━━ Dataset entries

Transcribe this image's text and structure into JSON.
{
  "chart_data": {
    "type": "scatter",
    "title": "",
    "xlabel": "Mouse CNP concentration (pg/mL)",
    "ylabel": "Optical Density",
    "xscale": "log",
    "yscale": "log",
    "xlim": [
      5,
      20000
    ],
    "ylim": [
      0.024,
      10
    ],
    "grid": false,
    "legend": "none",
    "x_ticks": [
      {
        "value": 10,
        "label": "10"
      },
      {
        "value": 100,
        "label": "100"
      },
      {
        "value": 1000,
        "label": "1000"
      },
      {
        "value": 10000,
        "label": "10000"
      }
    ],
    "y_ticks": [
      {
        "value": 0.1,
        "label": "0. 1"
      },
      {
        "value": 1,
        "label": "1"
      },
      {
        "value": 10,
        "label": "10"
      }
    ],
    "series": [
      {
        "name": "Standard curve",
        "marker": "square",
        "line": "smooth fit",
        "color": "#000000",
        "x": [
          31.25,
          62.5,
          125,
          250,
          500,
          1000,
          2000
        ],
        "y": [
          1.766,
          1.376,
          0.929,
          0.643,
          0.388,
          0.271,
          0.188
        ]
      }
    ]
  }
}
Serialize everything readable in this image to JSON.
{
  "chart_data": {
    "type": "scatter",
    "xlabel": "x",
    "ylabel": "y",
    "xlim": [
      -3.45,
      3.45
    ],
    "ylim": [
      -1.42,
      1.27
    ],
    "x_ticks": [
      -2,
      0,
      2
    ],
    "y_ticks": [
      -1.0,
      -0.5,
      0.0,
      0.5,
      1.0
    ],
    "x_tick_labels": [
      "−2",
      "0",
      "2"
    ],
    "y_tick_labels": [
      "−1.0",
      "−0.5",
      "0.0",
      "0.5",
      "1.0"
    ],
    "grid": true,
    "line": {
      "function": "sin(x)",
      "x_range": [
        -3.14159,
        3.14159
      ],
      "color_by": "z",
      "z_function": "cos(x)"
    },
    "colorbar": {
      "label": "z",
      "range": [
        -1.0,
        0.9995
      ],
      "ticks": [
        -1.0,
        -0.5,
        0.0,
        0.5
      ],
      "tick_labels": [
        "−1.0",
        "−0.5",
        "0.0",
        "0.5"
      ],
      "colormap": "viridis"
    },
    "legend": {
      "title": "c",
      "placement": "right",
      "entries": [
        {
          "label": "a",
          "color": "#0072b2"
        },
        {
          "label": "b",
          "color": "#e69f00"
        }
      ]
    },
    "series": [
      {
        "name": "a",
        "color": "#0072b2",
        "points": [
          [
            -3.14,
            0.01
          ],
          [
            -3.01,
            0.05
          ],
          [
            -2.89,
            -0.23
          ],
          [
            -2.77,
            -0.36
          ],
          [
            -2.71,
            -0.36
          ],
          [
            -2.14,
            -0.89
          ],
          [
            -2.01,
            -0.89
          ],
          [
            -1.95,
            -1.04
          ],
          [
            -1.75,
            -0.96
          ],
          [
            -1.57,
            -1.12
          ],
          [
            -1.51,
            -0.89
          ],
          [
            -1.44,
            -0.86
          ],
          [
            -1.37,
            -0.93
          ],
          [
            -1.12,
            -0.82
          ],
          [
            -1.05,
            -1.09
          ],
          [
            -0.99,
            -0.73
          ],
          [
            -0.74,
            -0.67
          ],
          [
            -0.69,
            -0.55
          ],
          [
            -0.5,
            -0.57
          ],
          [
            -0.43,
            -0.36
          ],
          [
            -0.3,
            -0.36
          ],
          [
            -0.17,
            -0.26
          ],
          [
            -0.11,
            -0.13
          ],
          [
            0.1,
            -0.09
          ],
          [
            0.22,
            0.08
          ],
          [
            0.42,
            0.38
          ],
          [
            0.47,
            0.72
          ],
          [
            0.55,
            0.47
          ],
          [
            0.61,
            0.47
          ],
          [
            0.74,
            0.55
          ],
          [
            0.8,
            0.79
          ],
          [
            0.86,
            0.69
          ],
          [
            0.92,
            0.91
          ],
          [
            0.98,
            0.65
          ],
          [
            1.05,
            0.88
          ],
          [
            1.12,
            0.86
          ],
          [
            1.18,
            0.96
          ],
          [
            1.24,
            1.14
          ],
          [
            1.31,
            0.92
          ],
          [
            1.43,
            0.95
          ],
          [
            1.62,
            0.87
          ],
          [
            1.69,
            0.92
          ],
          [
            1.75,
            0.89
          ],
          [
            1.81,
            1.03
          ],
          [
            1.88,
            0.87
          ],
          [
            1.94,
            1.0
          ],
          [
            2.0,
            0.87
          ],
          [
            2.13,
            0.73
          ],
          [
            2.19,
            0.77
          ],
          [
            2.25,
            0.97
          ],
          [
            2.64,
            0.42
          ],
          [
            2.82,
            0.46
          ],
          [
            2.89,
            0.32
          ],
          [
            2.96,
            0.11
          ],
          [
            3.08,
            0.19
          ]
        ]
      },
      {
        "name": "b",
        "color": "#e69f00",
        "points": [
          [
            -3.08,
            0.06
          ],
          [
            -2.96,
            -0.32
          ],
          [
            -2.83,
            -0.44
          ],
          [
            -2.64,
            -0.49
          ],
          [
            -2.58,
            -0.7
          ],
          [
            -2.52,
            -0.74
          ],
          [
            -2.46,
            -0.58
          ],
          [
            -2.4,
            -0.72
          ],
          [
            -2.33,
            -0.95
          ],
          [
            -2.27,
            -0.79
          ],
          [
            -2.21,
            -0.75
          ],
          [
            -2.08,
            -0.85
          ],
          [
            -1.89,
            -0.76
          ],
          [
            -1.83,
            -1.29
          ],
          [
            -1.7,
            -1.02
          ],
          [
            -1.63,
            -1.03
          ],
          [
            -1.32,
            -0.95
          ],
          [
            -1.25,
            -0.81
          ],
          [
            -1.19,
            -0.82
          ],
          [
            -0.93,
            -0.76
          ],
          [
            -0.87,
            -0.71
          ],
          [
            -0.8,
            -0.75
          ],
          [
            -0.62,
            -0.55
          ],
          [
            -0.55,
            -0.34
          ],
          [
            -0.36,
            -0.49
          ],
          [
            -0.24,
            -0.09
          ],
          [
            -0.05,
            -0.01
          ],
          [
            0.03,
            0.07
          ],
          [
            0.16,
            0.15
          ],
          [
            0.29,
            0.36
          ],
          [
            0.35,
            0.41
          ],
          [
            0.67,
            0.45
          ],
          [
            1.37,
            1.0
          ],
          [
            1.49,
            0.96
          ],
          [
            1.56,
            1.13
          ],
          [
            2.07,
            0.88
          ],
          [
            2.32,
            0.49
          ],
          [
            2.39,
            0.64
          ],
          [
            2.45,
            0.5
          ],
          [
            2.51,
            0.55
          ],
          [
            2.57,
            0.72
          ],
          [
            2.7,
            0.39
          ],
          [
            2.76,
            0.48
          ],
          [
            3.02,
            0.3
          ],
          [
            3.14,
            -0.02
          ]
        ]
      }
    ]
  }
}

━━━━

Repeat the records above in full, character for character.

▶ [Written reply]
Transcribe this image's text and structure into JSON.
{
  "chart_data": {
    "type": "scatter",
    "title": "",
    "xlabel": "Mouse CNP concentration (pg/mL)",
    "ylabel": "Optical Density",
    "xscale": "log",
    "yscale": "log",
    "xlim": [
      5,
      20000
    ],
    "ylim": [
      0.024,
      10
    ],
    "grid": false,
    "legend": "none",
    "x_ticks": [
      {
        "value": 10,
        "label": "10"
      },
      {
        "value": 100,
        "label": "100"
      },
      {
        "value": 1000,
        "label": "1000"
      },
      {
        "value": 10000,
        "label": "10000"
      }
    ],
    "y_ticks": [
      {
        "value": 0.1,
        "label": "0. 1"
      },
      {
        "value": 1,
        "label": "1"
      },
      {
        "value": 10,
        "label": "10"
      }
    ],
    "series": [
      {
        "name": "Standard curve",
        "marker": "square",
        "line": "smooth fit",
        "color": "#000000",
        "x": [
          31.25,
          62.5,
          125,
          250,
          500,
          1000,
          2000
        ],
        "y": [
          1.766,
          1.376,
          0.929,
          0.643,
          0.388,
          0.271,
          0.188
        ]
      }
    ]
  }
}
Serialize everything readable in this image to JSON.
{
  "chart_data": {
    "type": "scatter",
    "xlabel": "x",
    "ylabel": "y",
    "xlim": [
      -3.45,
      3.45
    ],
    "ylim": [
      -1.42,
      1.27
    ],
    "x_ticks": [
      -2,
      0,
      2
    ],
    "y_ticks": [
      -1.0,
      -0.5,
      0.0,
      0.5,
      1.0
    ],
    "x_tick_labels": [
      "−2",
      "0",
      "2"
    ],
    "y_tick_labels": [
      "−1.0",
      "−0.5",
      "0.0",
      "0.5",
      "1.0"
    ],
    "grid": true,
    "line": {
      "function": "sin(x)",
      "x_range": [
        -3.14159,
        3.14159
      ],
      "color_by": "z",
      "z_function": "cos(x)"
    },
    "colorbar": {
      "label": "z",
      "range": [
        -1.0,
        0.9995
      ],
      "ticks": [
        -1.0,
        -0.5,
        0.0,
        0.5
      ],
      "tick_labels": [
        "−1.0",
        "−0.5",
        "0.0",
        "0.5"
      ],
      "colormap": "viridis"
    },
    "legend": {
      "title": "c",
      "placement": "right",
      "entries": [
        {
          "label": "a",
          "color": "#0072b2"
        },
        {
          "label": "b",
          "color": "#e69f00"
        }
      ]
    },
    "series": [
      {
        "name": "a",
        "color": "#0072b2",
        "points": [
          [
            -3.14,
            0.01
          ],
          [
            -3.01,
            0.05
          ],
          [
            -2.89,
            -0.23
          ],
          [
            -2.77,
            -0.36
          ],
          [
            -2.71,
            -0.36
          ],
          [
            -2.14,
            -0.89
          ],
          [
            -2.01,
            -0.89
          ],
          [
            -1.95,
            -1.04
          ],
          [
            -1.75,
            -0.96
          ],
          [
            -1.57,
            -1.12
          ],
          [
            -1.51,
            -0.89
          ],
          [
            -1.44,
            -0.86
          ],
          [
            -1.37,
            -0.93
          ],
          [
            -1.12,
            -0.82
          ],
          [
            -1.05,
            -1.09
          ],
          [
            -0.99,
            -0.73
          ],
          [
            -0.74,
            -0.67
          ],
          [
            -0.69,
            -0.55
          ],
          [
            -0.5,
            -0.57
          ],
          [
            -0.43,
            -0.36
          ],
          [
            -0.3,
            -0.36
          ],
          [
            -0.17,
            -0.26
          ],
          [
            -0.11,
            -0.13
          ],
          [
            0.1,
            -0.09
          ],
          [
            0.22,
            0.08
          ],
          [
            0.42,
            0.38
          ],
          [
            0.47,
            0.72
          ],
          [
            0.55,
            0.47
          ],
          [
            0.61,
            0.47
          ],
          [
            0.74,
            0.55
          ],
          [
            0.8,
            0.79
          ],
          [
            0.86,
            0.69
          ],
          [
            0.92,
            0.91
          ],
          [
            0.98,
            0.65
          ],
          [
            1.05,
            0.88
          ],
          [
            1.12,
            0.86
          ],
          [
            1.18,
            0.96
          ],
          [
            1.24,
            1.14
          ],
          [
            1.31,
            0.92
          ],
          [
            1.43,
            0.95
          ],
          [
            1.62,
            0.87
          ],
          [
            1.69,
            0.92
          ],
          [
            1.75,
            0.89
          ],
          [
            1.81,
            1.03
          ],
          [
            1.88,
            0.87
          ],
          [
            1.94,
            1.0
          ],
          [
            2.0,
            0.87
          ],
          [
            2.13,
            0.73
          ],
          [
            2.19,
            0.77
          ],
          [
            2.25,
            0.97
          ],
          [
            2.64,
            0.42
          ],
          [
            2.82,
            0.46
          ],
          [
            2.89,
            0.32
          ],
          [
            2.96,
            0.11
          ],
          [
            3.08,
            0.19
          ]
        ]
      },
      {
        "name": "b",
        "color": "#e69f00",
        "points": [
          [
            -3.08,
            0.06
          ],
          [
            -2.96,
            -0.32
          ],
          [
            -2.83,
            -0.44
          ],
          [
            -2.64,
            -0.49
          ],
          [
            -2.58,
            -0.7
          ],
          [
            -2.52,
            -0.74
          ],
          [
            -2.46,
            -0.58
          ],
          [
            -2.4,
            -0.72
          ],
          [
            -2.33,
            -0.95
          ],
          [
            -2.27,
            -0.79
          ],
          [
            -2.21,
            -0.75
          ],
          [
            -2.08,
            -0.85
          ],
          [
            -1.89,
            -0.76
          ],
          [
            -1.83,
            -1.29
          ],
          [
            -1.7,
            -1.02
          ],
          [
            -1.63,
            -1.03
          ],
          [
            -1.32,
            -0.95
          ],
          [
            -1.25,
            -0.81
          ],
          [
            -1.19,
            -0.82
          ],
          [
            -0.93,
            -0.76
          ],
          [
            -0.87,
            -0.71
          ],
          [
            -0.8,
            -0.75
          ],
          [
            -0.62,
            -0.55
          ],
          [
            -0.55,
            -0.34
          ],
          [
            -0.36,
            -0.49
          ],
          [
            -0.24,
            -0.09
          ],
          [
            -0.05,
            -0.01
          ],
          [
            0.03,
            0.07
          ],
          [
            0.16,
            0.15
          ],
          [
            0.29,
            0.36
          ],
          [
            0.35,
            0.41
          ],
          [
            0.67,
            0.45
          ],
          [
            1.37,
            1.0
          ],
          [
            1.49,
            0.96
          ],
          [
            1.56,
            1.13
          ],
          [
            2.07,
            0.88
          ],
          [
            2.32,
            0.49
          ],
          [
            2.39,
            0.64
          ],
          [
            2.45,
            0.5
          ],
          [
            2.51,
            0.55
          ],
          [
            2.57,
            0.72
          ],
          [
            2.7,
            0.39
          ],
          [
            2.76,
            0.48
          ],
          [
            3.02,
            0.3
          ],
          [
            3.14,
            -0.02
          ]
        ]
      }
    ]
  }
}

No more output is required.